Work required = Retype every line of the records below without changing anything.

Supplied records =
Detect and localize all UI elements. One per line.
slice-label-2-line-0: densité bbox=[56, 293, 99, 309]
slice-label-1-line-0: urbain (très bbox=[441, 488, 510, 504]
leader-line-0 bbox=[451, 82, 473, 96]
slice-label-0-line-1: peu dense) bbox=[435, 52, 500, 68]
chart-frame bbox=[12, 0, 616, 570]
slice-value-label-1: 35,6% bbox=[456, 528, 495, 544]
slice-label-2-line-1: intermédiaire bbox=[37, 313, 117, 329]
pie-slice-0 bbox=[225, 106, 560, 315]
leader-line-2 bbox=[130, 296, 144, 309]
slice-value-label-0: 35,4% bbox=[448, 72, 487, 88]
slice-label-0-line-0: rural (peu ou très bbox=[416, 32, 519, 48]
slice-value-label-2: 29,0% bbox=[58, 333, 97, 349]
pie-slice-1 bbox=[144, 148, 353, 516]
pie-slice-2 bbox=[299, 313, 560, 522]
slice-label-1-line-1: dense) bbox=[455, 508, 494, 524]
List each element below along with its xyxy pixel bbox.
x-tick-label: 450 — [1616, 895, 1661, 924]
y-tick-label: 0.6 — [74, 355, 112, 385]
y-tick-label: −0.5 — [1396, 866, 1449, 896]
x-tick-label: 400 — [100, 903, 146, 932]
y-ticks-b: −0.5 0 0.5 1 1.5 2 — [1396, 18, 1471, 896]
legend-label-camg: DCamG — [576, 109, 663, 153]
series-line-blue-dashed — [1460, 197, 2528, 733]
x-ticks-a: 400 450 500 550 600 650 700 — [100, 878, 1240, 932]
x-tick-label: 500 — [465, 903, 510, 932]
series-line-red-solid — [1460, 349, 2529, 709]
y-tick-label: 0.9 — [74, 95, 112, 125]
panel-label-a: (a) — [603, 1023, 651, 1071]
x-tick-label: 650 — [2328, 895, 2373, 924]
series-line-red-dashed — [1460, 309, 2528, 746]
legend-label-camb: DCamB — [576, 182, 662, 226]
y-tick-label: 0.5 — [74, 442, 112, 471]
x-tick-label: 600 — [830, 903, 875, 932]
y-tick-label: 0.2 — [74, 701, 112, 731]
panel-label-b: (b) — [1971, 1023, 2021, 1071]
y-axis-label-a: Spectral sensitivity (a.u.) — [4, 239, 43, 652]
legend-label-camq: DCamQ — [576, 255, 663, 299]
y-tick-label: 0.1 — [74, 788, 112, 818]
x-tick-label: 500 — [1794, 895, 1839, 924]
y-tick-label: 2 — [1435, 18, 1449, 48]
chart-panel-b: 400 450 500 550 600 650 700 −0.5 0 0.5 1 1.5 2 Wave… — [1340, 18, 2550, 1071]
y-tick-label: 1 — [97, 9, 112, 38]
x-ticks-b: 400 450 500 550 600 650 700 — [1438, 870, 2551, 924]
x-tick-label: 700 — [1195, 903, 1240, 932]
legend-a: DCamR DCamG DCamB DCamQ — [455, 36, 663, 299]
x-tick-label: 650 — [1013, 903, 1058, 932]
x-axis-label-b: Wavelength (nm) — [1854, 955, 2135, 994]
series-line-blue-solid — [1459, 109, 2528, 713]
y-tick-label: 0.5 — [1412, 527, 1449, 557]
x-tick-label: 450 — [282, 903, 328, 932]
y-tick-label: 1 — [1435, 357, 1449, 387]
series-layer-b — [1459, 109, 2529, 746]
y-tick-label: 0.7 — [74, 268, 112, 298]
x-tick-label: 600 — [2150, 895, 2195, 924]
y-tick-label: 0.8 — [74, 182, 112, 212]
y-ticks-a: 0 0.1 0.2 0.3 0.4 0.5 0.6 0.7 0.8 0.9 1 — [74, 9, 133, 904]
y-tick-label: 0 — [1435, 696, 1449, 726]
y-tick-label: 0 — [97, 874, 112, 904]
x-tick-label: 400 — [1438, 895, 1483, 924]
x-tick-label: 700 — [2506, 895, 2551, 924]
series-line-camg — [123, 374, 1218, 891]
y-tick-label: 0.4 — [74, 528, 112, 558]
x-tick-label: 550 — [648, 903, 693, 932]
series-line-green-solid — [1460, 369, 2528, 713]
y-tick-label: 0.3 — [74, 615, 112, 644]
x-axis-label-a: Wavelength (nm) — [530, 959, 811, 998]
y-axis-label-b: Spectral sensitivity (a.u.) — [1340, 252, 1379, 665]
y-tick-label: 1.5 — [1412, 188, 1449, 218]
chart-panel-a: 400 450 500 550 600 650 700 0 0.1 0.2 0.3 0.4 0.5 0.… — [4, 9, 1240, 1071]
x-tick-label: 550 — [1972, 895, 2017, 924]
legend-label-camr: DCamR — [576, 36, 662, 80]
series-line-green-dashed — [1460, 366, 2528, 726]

Result of this task =
Detect and localize all UI elements. One per line.
slice-label-2-line-0: densité bbox=[56, 293, 99, 309]
slice-label-1-line-0: urbain (très bbox=[441, 488, 510, 504]
leader-line-0 bbox=[451, 82, 473, 96]
slice-label-0-line-1: peu dense) bbox=[435, 52, 500, 68]
chart-frame bbox=[12, 0, 616, 570]
slice-value-label-1: 35,6% bbox=[456, 528, 495, 544]
slice-label-2-line-1: intermédiaire bbox=[37, 313, 117, 329]
pie-slice-0 bbox=[225, 106, 560, 315]
leader-line-2 bbox=[130, 296, 144, 309]
slice-value-label-0: 35,4% bbox=[448, 72, 487, 88]
slice-label-0-line-0: rural (peu ou très bbox=[416, 32, 519, 48]
slice-value-label-2: 29,0% bbox=[58, 333, 97, 349]
pie-slice-1 bbox=[144, 148, 353, 516]
pie-slice-2 bbox=[299, 313, 560, 522]
slice-label-1-line-1: dense) bbox=[455, 508, 494, 524]
List each element below along with its xyxy pixel bbox.
x-tick-label: 450 — [1616, 895, 1661, 924]
y-tick-label: 0.6 — [74, 355, 112, 385]
y-tick-label: −0.5 — [1396, 866, 1449, 896]
x-tick-label: 400 — [100, 903, 146, 932]
y-ticks-b: −0.5 0 0.5 1 1.5 2 — [1396, 18, 1471, 896]
legend-label-camg: DCamG — [576, 109, 663, 153]
series-line-blue-dashed — [1460, 197, 2528, 733]
x-ticks-a: 400 450 500 550 600 650 700 — [100, 878, 1240, 932]
x-tick-label: 500 — [465, 903, 510, 932]
series-line-red-solid — [1460, 349, 2529, 709]
y-tick-label: 0.9 — [74, 95, 112, 125]
panel-label-a: (a) — [603, 1023, 651, 1071]
x-tick-label: 650 — [2328, 895, 2373, 924]
series-line-red-dashed — [1460, 309, 2528, 746]
legend-label-camb: DCamB — [576, 182, 662, 226]
y-tick-label: 0.5 — [74, 442, 112, 471]
x-tick-label: 600 — [830, 903, 875, 932]
y-tick-label: 0.2 — [74, 701, 112, 731]
panel-label-b: (b) — [1971, 1023, 2021, 1071]
y-axis-label-a: Spectral sensitivity (a.u.) — [4, 239, 43, 652]
legend-label-camq: DCamQ — [576, 255, 663, 299]
y-tick-label: 0.1 — [74, 788, 112, 818]
x-tick-label: 500 — [1794, 895, 1839, 924]
y-tick-label: 2 — [1435, 18, 1449, 48]
chart-panel-b: 400 450 500 550 600 650 700 −0.5 0 0.5 1 1.5 2 Wave… — [1340, 18, 2550, 1071]
y-tick-label: 1 — [97, 9, 112, 38]
x-ticks-b: 400 450 500 550 600 650 700 — [1438, 870, 2551, 924]
x-tick-label: 700 — [1195, 903, 1240, 932]
legend-a: DCamR DCamG DCamB DCamQ — [455, 36, 663, 299]
x-tick-label: 650 — [1013, 903, 1058, 932]
x-axis-label-b: Wavelength (nm) — [1854, 955, 2135, 994]
series-line-blue-solid — [1459, 109, 2528, 713]
y-tick-label: 0.5 — [1412, 527, 1449, 557]
x-tick-label: 450 — [282, 903, 328, 932]
y-tick-label: 1 — [1435, 357, 1449, 387]
series-layer-b — [1459, 109, 2529, 746]
y-tick-label: 0.7 — [74, 268, 112, 298]
x-tick-label: 600 — [2150, 895, 2195, 924]
y-tick-label: 0.8 — [74, 182, 112, 212]
y-ticks-a: 0 0.1 0.2 0.3 0.4 0.5 0.6 0.7 0.8 0.9 1 — [74, 9, 133, 904]
y-tick-label: 0 — [1435, 696, 1449, 726]
y-tick-label: 0 — [97, 874, 112, 904]
x-tick-label: 400 — [1438, 895, 1483, 924]
x-tick-label: 700 — [2506, 895, 2551, 924]
series-line-camg — [123, 374, 1218, 891]
y-tick-label: 0.4 — [74, 528, 112, 558]
x-tick-label: 550 — [648, 903, 693, 932]
series-line-green-solid — [1460, 369, 2528, 713]
y-tick-label: 0.3 — [74, 615, 112, 644]
x-axis-label-a: Wavelength (nm) — [530, 959, 811, 998]
y-axis-label-b: Spectral sensitivity (a.u.) — [1340, 252, 1379, 665]
y-tick-label: 1.5 — [1412, 188, 1449, 218]
chart-panel-a: 400 450 500 550 600 650 700 0 0.1 0.2 0.3 0.4 0.5 0.… — [4, 9, 1240, 1071]
x-tick-label: 550 — [1972, 895, 2017, 924]
legend-label-camr: DCamR — [576, 36, 662, 80]
series-line-green-dashed — [1460, 366, 2528, 726]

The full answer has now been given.